→ **Instructions for the task**:
Determine the number of lines in the data that include the word "unknown", and write only that number.

##### Dataset

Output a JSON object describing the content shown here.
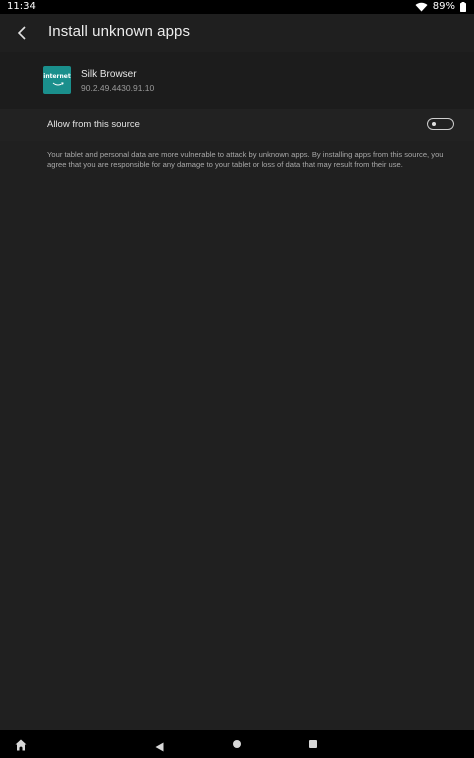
{
  "status_bar": {
    "time": "11:34",
    "battery_percent": "89%",
    "icons": [
      "wifi-icon",
      "battery-icon"
    ]
  },
  "header": {
    "title": "Install unknown apps",
    "back_icon": "back-arrow-icon"
  },
  "app": {
    "icon_label": "internet",
    "name": "Silk Browser",
    "version": "90.2.49.4430.91.10",
    "icon_color": "#1a8f8c"
  },
  "setting": {
    "label": "Allow from this source",
    "toggle_on": false
  },
  "warning": {
    "text": "Your tablet and personal data are more vulnerable to attack by unknown apps. By installing apps from this source, you agree that you are responsible for any damage to your tablet or loss of data that may result from their use."
  },
  "nav_bar": {
    "icons": [
      "fire-home-icon",
      "back-triangle-icon",
      "home-circle-icon",
      "recents-square-icon"
    ]
  },
  "colors": {
    "background": "#202020",
    "status_bar": "#000000",
    "nav_bar": "#000000",
    "text_primary": "#e8e8e8",
    "text_secondary": "#a8a8a8"
  }
}
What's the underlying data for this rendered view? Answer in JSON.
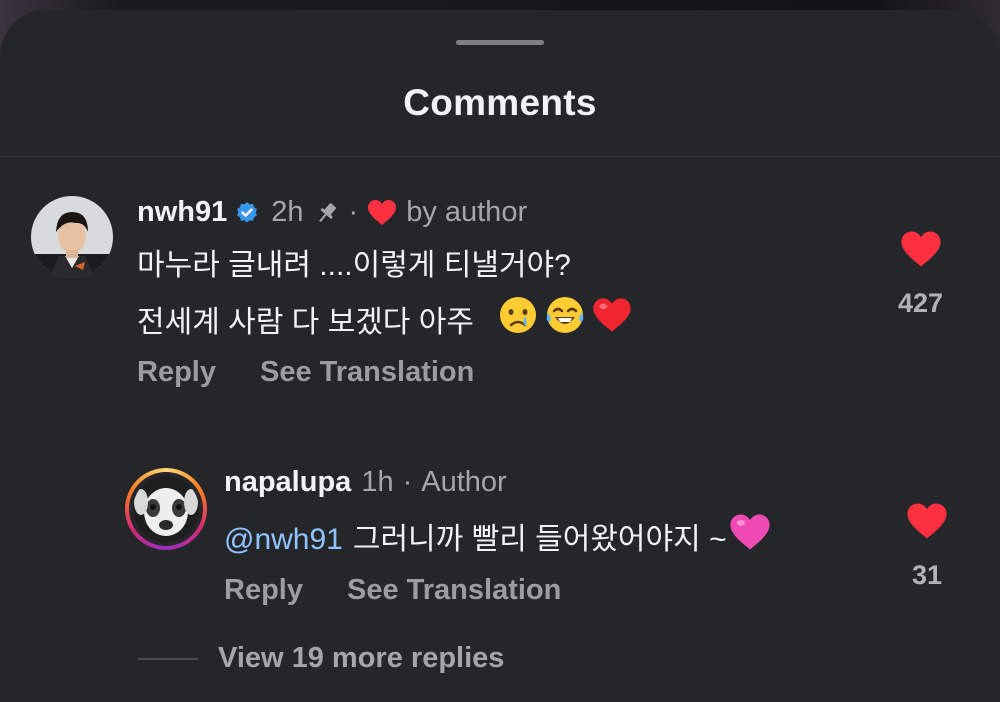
{
  "sheet": {
    "title": "Comments"
  },
  "comments": [
    {
      "username": "nwh91",
      "verified": true,
      "time": "2h",
      "pinned": true,
      "liked_by": "by author",
      "lines": [
        "마누라 글내려 ....이렇게 티낼거야?",
        "전세계 사람 다 보겠다 아주"
      ],
      "emojis": [
        "crying-face-icon",
        "tears-of-joy-icon",
        "red-heart-icon"
      ],
      "like_count": "427",
      "reply_label": "Reply",
      "translate_label": "See Translation"
    },
    {
      "username": "napalupa",
      "time": "1h",
      "role": "Author",
      "mention": "@nwh91",
      "text": "그러니까 빨리 들어왔어야지 ~",
      "emojis": [
        "pink-heart-icon"
      ],
      "like_count": "31",
      "reply_label": "Reply",
      "translate_label": "See Translation"
    }
  ],
  "replies_toggle": {
    "label": "View 19 more replies"
  },
  "colors": {
    "background": "#25262a",
    "like_red": "#ff3040",
    "verified_blue": "#3897f0",
    "mention_blue": "#8ec5ff"
  }
}
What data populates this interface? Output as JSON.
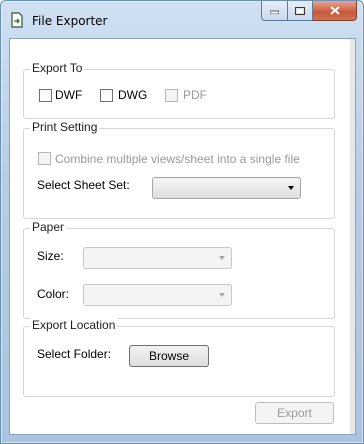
{
  "window": {
    "title": "File Exporter",
    "buttons": {
      "minimize": "minimize",
      "maximize": "maximize",
      "close": "close"
    }
  },
  "export_to": {
    "title": "Export To",
    "options": [
      {
        "label": "DWF",
        "checked": false,
        "enabled": true
      },
      {
        "label": "DWG",
        "checked": false,
        "enabled": true
      },
      {
        "label": "PDF",
        "checked": false,
        "enabled": false
      }
    ]
  },
  "print_setting": {
    "title": "Print Setting",
    "combine_label": "Combine multiple views/sheet into a single file",
    "sheet_set_label": "Select Sheet Set:",
    "sheet_set_value": ""
  },
  "paper": {
    "title": "Paper",
    "size_label": "Size:",
    "size_value": "",
    "color_label": "Color:",
    "color_value": ""
  },
  "export_location": {
    "title": "Export Location",
    "folder_label": "Select Folder:",
    "browse_label": "Browse"
  },
  "footer": {
    "export_label": "Export"
  },
  "icons": {
    "app": "document-export-icon",
    "minimize": "minimize-icon",
    "maximize": "maximize-icon",
    "close": "close-icon",
    "dropdown": "chevron-down-icon"
  }
}
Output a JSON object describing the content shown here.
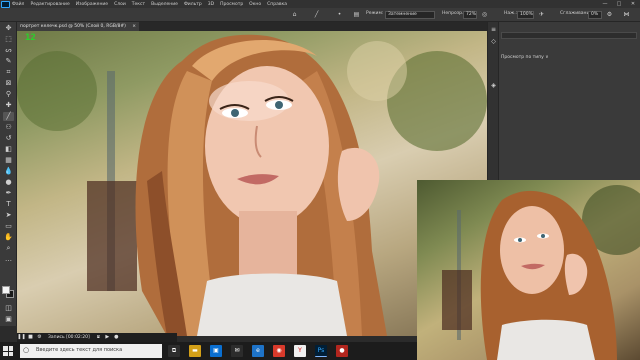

##########

→ **Response to the exercise**:
2